GIVEN TASK:
Which lines include the word "diamonds"? Copy each of them.

RECORDS PROVIDED:

-- START --

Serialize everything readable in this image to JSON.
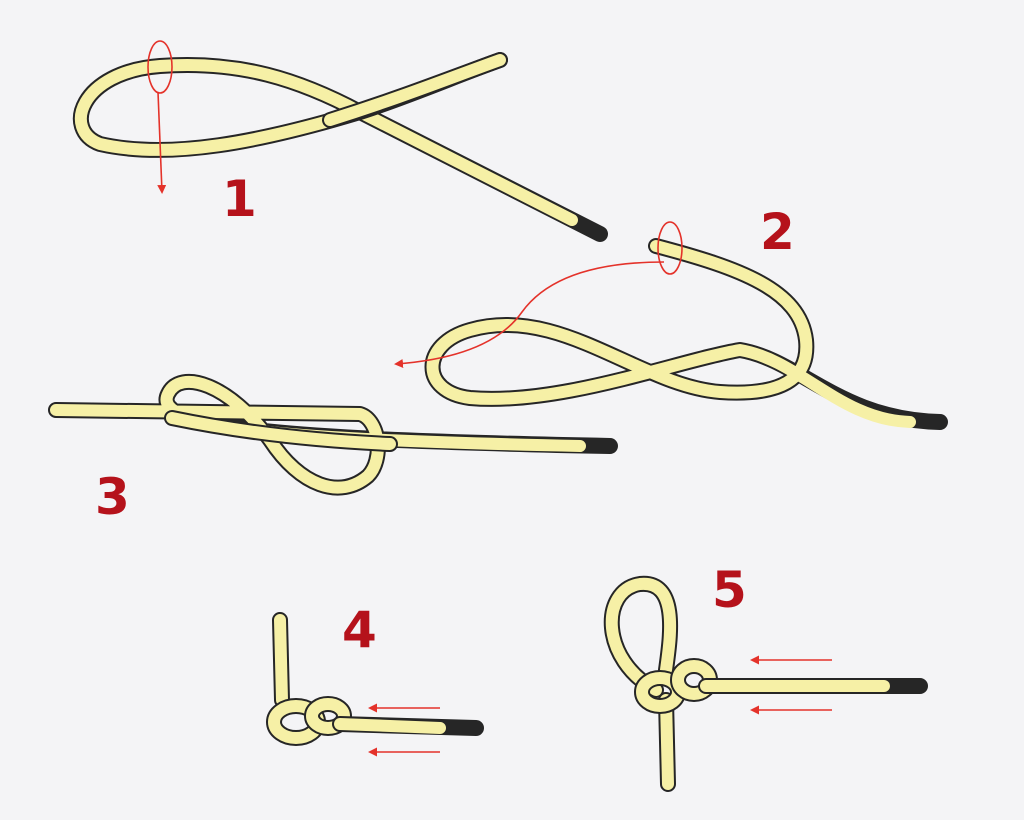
{
  "colors": {
    "background": "#f4f4f6",
    "rope_fill": "#f6f0a6",
    "rope_outline": "#262626",
    "step_number": "#b5121b",
    "arrow": "#e4322a"
  },
  "steps": [
    {
      "label": "1"
    },
    {
      "label": "2"
    },
    {
      "label": "3"
    },
    {
      "label": "4"
    },
    {
      "label": "5"
    }
  ]
}
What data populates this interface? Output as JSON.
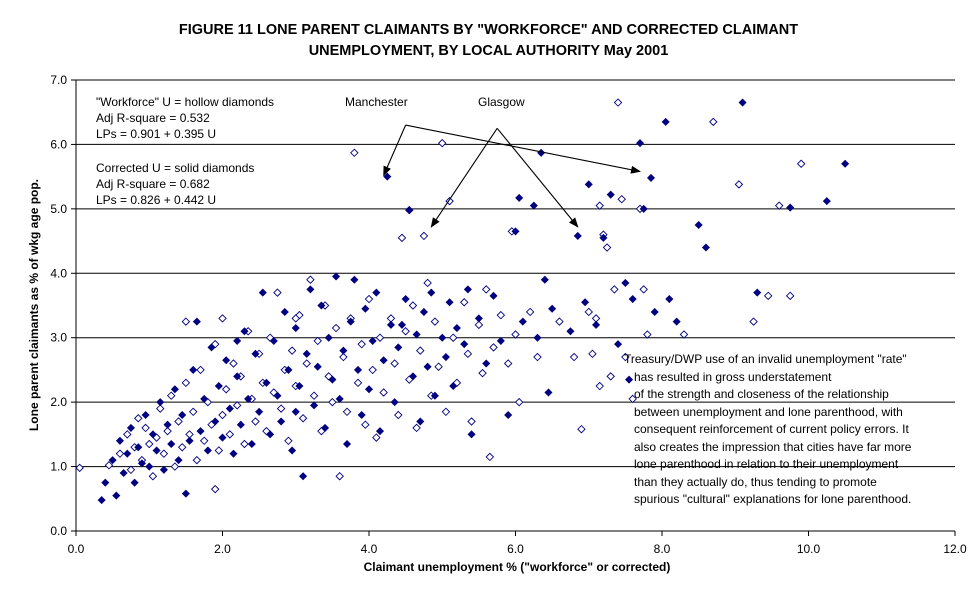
{
  "chart_data": {
    "type": "scatter",
    "title": "FIGURE 11  LONE PARENT CLAIMANTS BY \"WORKFORCE\" AND CORRECTED CLAIMANT\nUNEMPLOYMENT, BY LOCAL AUTHORITY May 2001",
    "xlabel": "Claimant unemployment % (\"workforce\" or corrected)",
    "ylabel": "Lone parent claimants as % of wkg age pop.",
    "xlim": [
      0,
      12
    ],
    "ylim": [
      0,
      7
    ],
    "x_ticks": [
      "0.0",
      "2.0",
      "4.0",
      "6.0",
      "8.0",
      "10.0",
      "12.0"
    ],
    "y_ticks": [
      "0.0",
      "1.0",
      "2.0",
      "3.0",
      "4.0",
      "5.0",
      "6.0",
      "7.0"
    ],
    "grid": "horizontal",
    "series": [
      {
        "name": "\"Workforce\" U = hollow diamonds",
        "marker": "hollow-diamond",
        "color": "#000080",
        "points": [
          [
            0.05,
            0.98
          ],
          [
            0.45,
            1.02
          ],
          [
            0.6,
            1.2
          ],
          [
            0.7,
            1.5
          ],
          [
            0.75,
            0.95
          ],
          [
            0.8,
            1.3
          ],
          [
            0.85,
            1.75
          ],
          [
            0.9,
            1.1
          ],
          [
            0.95,
            1.6
          ],
          [
            1.0,
            1.35
          ],
          [
            1.05,
            0.85
          ],
          [
            1.1,
            1.45
          ],
          [
            1.15,
            1.9
          ],
          [
            1.2,
            1.2
          ],
          [
            1.25,
            1.55
          ],
          [
            1.3,
            2.1
          ],
          [
            1.35,
            1.0
          ],
          [
            1.4,
            1.7
          ],
          [
            1.45,
            1.3
          ],
          [
            1.5,
            2.3
          ],
          [
            1.5,
            3.25
          ],
          [
            1.55,
            1.5
          ],
          [
            1.6,
            1.85
          ],
          [
            1.65,
            1.1
          ],
          [
            1.7,
            2.5
          ],
          [
            1.75,
            1.4
          ],
          [
            1.8,
            2.0
          ],
          [
            1.85,
            1.65
          ],
          [
            1.9,
            0.65
          ],
          [
            1.9,
            2.9
          ],
          [
            1.95,
            1.25
          ],
          [
            2.0,
            3.3
          ],
          [
            2.0,
            1.8
          ],
          [
            2.05,
            2.2
          ],
          [
            2.1,
            1.5
          ],
          [
            2.15,
            2.6
          ],
          [
            2.2,
            1.95
          ],
          [
            2.25,
            2.4
          ],
          [
            2.3,
            1.35
          ],
          [
            2.35,
            3.1
          ],
          [
            2.4,
            2.05
          ],
          [
            2.45,
            1.7
          ],
          [
            2.5,
            2.75
          ],
          [
            2.55,
            2.3
          ],
          [
            2.6,
            1.55
          ],
          [
            2.65,
            3.0
          ],
          [
            2.7,
            2.15
          ],
          [
            2.75,
            3.7
          ],
          [
            2.8,
            1.9
          ],
          [
            2.85,
            2.5
          ],
          [
            2.9,
            1.4
          ],
          [
            2.95,
            2.8
          ],
          [
            3.0,
            2.25
          ],
          [
            3.05,
            3.35
          ],
          [
            3.1,
            1.75
          ],
          [
            3.15,
            2.6
          ],
          [
            3.2,
            3.9
          ],
          [
            3.25,
            2.1
          ],
          [
            3.3,
            2.95
          ],
          [
            3.35,
            1.55
          ],
          [
            3.4,
            3.5
          ],
          [
            3.45,
            2.4
          ],
          [
            3.5,
            2.0
          ],
          [
            3.55,
            3.15
          ],
          [
            3.6,
            0.85
          ],
          [
            3.65,
            2.7
          ],
          [
            3.7,
            1.85
          ],
          [
            3.75,
            3.3
          ],
          [
            3.8,
            5.87
          ],
          [
            3.85,
            2.3
          ],
          [
            3.9,
            2.9
          ],
          [
            3.95,
            1.65
          ],
          [
            4.0,
            3.6
          ],
          [
            4.05,
            2.5
          ],
          [
            4.1,
            1.45
          ],
          [
            4.15,
            3.0
          ],
          [
            4.2,
            2.15
          ],
          [
            4.3,
            3.3
          ],
          [
            4.35,
            2.6
          ],
          [
            4.4,
            1.8
          ],
          [
            4.45,
            4.55
          ],
          [
            4.5,
            3.1
          ],
          [
            4.55,
            2.35
          ],
          [
            4.6,
            3.5
          ],
          [
            4.65,
            1.6
          ],
          [
            4.7,
            2.8
          ],
          [
            4.75,
            4.58
          ],
          [
            4.8,
            3.85
          ],
          [
            4.85,
            2.1
          ],
          [
            4.9,
            3.25
          ],
          [
            4.95,
            2.55
          ],
          [
            5.0,
            6.02
          ],
          [
            5.05,
            1.85
          ],
          [
            5.1,
            5.12
          ],
          [
            5.15,
            3.0
          ],
          [
            5.2,
            2.3
          ],
          [
            5.3,
            3.55
          ],
          [
            5.35,
            2.75
          ],
          [
            5.4,
            1.7
          ],
          [
            5.5,
            3.2
          ],
          [
            5.55,
            2.45
          ],
          [
            5.6,
            3.75
          ],
          [
            5.65,
            1.15
          ],
          [
            5.7,
            2.85
          ],
          [
            5.8,
            3.35
          ],
          [
            5.9,
            2.6
          ],
          [
            5.95,
            4.65
          ],
          [
            6.0,
            3.05
          ],
          [
            6.05,
            2.0
          ],
          [
            6.2,
            3.4
          ],
          [
            6.3,
            2.7
          ],
          [
            6.6,
            3.25
          ],
          [
            6.8,
            2.7
          ],
          [
            6.9,
            1.58
          ],
          [
            7.0,
            3.4
          ],
          [
            7.05,
            2.75
          ],
          [
            7.1,
            3.3
          ],
          [
            7.15,
            2.25
          ],
          [
            7.2,
            4.6
          ],
          [
            7.3,
            2.4
          ],
          [
            7.35,
            3.75
          ],
          [
            7.4,
            6.65
          ],
          [
            7.45,
            5.15
          ],
          [
            7.5,
            2.7
          ],
          [
            7.6,
            2.05
          ],
          [
            7.7,
            5.0
          ],
          [
            7.75,
            3.75
          ],
          [
            7.8,
            3.05
          ],
          [
            8.3,
            3.05
          ],
          [
            8.7,
            6.35
          ],
          [
            9.05,
            5.38
          ],
          [
            9.25,
            3.25
          ],
          [
            9.45,
            3.65
          ],
          [
            9.75,
            3.65
          ],
          [
            9.9,
            5.7
          ],
          [
            9.6,
            5.05
          ],
          [
            4.55,
            4.98
          ],
          [
            7.25,
            4.4
          ],
          [
            7.15,
            5.05
          ],
          [
            3.0,
            3.3
          ]
        ]
      },
      {
        "name": "Corrected U = solid diamonds",
        "marker": "solid-diamond",
        "color": "#000080",
        "points": [
          [
            0.35,
            0.48
          ],
          [
            0.4,
            0.75
          ],
          [
            0.5,
            1.1
          ],
          [
            0.55,
            0.55
          ],
          [
            0.6,
            1.4
          ],
          [
            0.65,
            0.9
          ],
          [
            0.7,
            1.2
          ],
          [
            0.75,
            1.6
          ],
          [
            0.8,
            0.75
          ],
          [
            0.85,
            1.3
          ],
          [
            0.9,
            1.05
          ],
          [
            0.95,
            1.8
          ],
          [
            1.0,
            1.0
          ],
          [
            1.05,
            1.5
          ],
          [
            1.1,
            1.25
          ],
          [
            1.15,
            2.0
          ],
          [
            1.2,
            0.95
          ],
          [
            1.25,
            1.65
          ],
          [
            1.3,
            1.35
          ],
          [
            1.35,
            2.2
          ],
          [
            1.4,
            1.1
          ],
          [
            1.45,
            1.8
          ],
          [
            1.5,
            0.58
          ],
          [
            1.55,
            1.4
          ],
          [
            1.6,
            2.5
          ],
          [
            1.65,
            3.25
          ],
          [
            1.7,
            1.55
          ],
          [
            1.75,
            2.05
          ],
          [
            1.8,
            1.25
          ],
          [
            1.85,
            2.85
          ],
          [
            1.9,
            1.7
          ],
          [
            1.95,
            2.25
          ],
          [
            2.0,
            1.45
          ],
          [
            2.05,
            2.65
          ],
          [
            2.1,
            1.9
          ],
          [
            2.15,
            1.2
          ],
          [
            2.2,
            2.4
          ],
          [
            2.25,
            1.65
          ],
          [
            2.3,
            3.1
          ],
          [
            2.35,
            2.05
          ],
          [
            2.4,
            1.35
          ],
          [
            2.45,
            2.75
          ],
          [
            2.5,
            1.85
          ],
          [
            2.55,
            3.7
          ],
          [
            2.6,
            2.3
          ],
          [
            2.65,
            1.5
          ],
          [
            2.7,
            2.95
          ],
          [
            2.75,
            2.1
          ],
          [
            2.8,
            1.7
          ],
          [
            2.85,
            3.4
          ],
          [
            2.9,
            2.5
          ],
          [
            2.95,
            1.25
          ],
          [
            3.0,
            3.15
          ],
          [
            3.05,
            2.25
          ],
          [
            3.1,
            0.85
          ],
          [
            3.15,
            2.75
          ],
          [
            3.2,
            3.75
          ],
          [
            3.25,
            1.95
          ],
          [
            3.3,
            2.55
          ],
          [
            3.35,
            3.5
          ],
          [
            3.4,
            1.6
          ],
          [
            3.45,
            3.0
          ],
          [
            3.5,
            2.35
          ],
          [
            3.55,
            3.95
          ],
          [
            3.6,
            2.05
          ],
          [
            3.65,
            2.8
          ],
          [
            3.7,
            1.35
          ],
          [
            3.75,
            3.25
          ],
          [
            3.8,
            3.9
          ],
          [
            3.85,
            2.5
          ],
          [
            3.9,
            1.8
          ],
          [
            3.95,
            3.45
          ],
          [
            4.0,
            2.2
          ],
          [
            4.05,
            2.95
          ],
          [
            4.1,
            3.7
          ],
          [
            4.15,
            1.55
          ],
          [
            4.2,
            2.65
          ],
          [
            4.25,
            5.5
          ],
          [
            4.3,
            3.2
          ],
          [
            4.35,
            2.0
          ],
          [
            4.4,
            2.85
          ],
          [
            4.5,
            3.6
          ],
          [
            4.55,
            4.98
          ],
          [
            4.6,
            2.4
          ],
          [
            4.65,
            3.05
          ],
          [
            4.7,
            1.7
          ],
          [
            4.75,
            3.4
          ],
          [
            4.8,
            2.55
          ],
          [
            4.85,
            3.7
          ],
          [
            4.9,
            2.1
          ],
          [
            5.0,
            3.0
          ],
          [
            5.05,
            2.7
          ],
          [
            5.1,
            3.55
          ],
          [
            5.15,
            2.25
          ],
          [
            5.2,
            3.15
          ],
          [
            5.3,
            2.9
          ],
          [
            5.35,
            3.75
          ],
          [
            5.4,
            1.5
          ],
          [
            5.5,
            3.3
          ],
          [
            5.6,
            2.6
          ],
          [
            5.7,
            3.65
          ],
          [
            5.8,
            2.95
          ],
          [
            5.9,
            1.8
          ],
          [
            6.0,
            4.65
          ],
          [
            6.05,
            5.17
          ],
          [
            6.1,
            3.25
          ],
          [
            6.25,
            5.05
          ],
          [
            6.3,
            3.0
          ],
          [
            6.35,
            5.87
          ],
          [
            6.4,
            3.9
          ],
          [
            6.5,
            3.45
          ],
          [
            6.45,
            2.15
          ],
          [
            6.85,
            4.58
          ],
          [
            6.95,
            3.55
          ],
          [
            7.0,
            5.38
          ],
          [
            7.1,
            3.2
          ],
          [
            7.2,
            4.55
          ],
          [
            7.3,
            5.22
          ],
          [
            7.4,
            2.9
          ],
          [
            7.5,
            3.85
          ],
          [
            7.55,
            2.35
          ],
          [
            7.6,
            3.6
          ],
          [
            7.7,
            6.02
          ],
          [
            7.75,
            5.0
          ],
          [
            7.85,
            5.48
          ],
          [
            7.9,
            3.4
          ],
          [
            8.05,
            6.35
          ],
          [
            8.1,
            3.6
          ],
          [
            8.2,
            3.25
          ],
          [
            8.5,
            4.75
          ],
          [
            8.6,
            4.4
          ],
          [
            9.1,
            6.65
          ],
          [
            9.3,
            3.7
          ],
          [
            9.75,
            5.02
          ],
          [
            10.25,
            5.12
          ],
          [
            10.5,
            5.7
          ],
          [
            6.75,
            3.1
          ],
          [
            4.45,
            3.2
          ],
          [
            3.0,
            1.85
          ],
          [
            2.2,
            2.95
          ]
        ]
      }
    ],
    "annotations": {
      "left_block_1": [
        "\"Workforce\" U = hollow diamonds",
        "Adj R-square = 0.532",
        "LPs = 0.901 + 0.395 U"
      ],
      "left_block_2": [
        "Corrected U = solid diamonds",
        "Adj R-square = 0.682",
        "LPs = 0.826 + 0.442 U"
      ],
      "city_labels": [
        "Manchester",
        "Glasgow"
      ],
      "note_lines": [
        "Treasury/DWP use of an invalid unemployment \"rate\"",
        "has resulted in gross understatement",
        "of the strength and closeness of the relationship",
        "between unemployment and lone parenthood, with",
        "consequent reinforcement of current policy errors.  It",
        "also creates the impression that cities have far more",
        "lone parenthood in relation to their unemployment",
        "than they actually do, thus tending to promote",
        "spurious \"cultural\" explanations for lone parenthood."
      ]
    }
  }
}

-- END --

THE SOLUTION:
        "name": "\"Workforce\" U = hollow diamonds",
        "name": "Corrected U = solid diamonds",
        "\"Workforce\" U = hollow diamonds",
        "Corrected U = solid diamonds",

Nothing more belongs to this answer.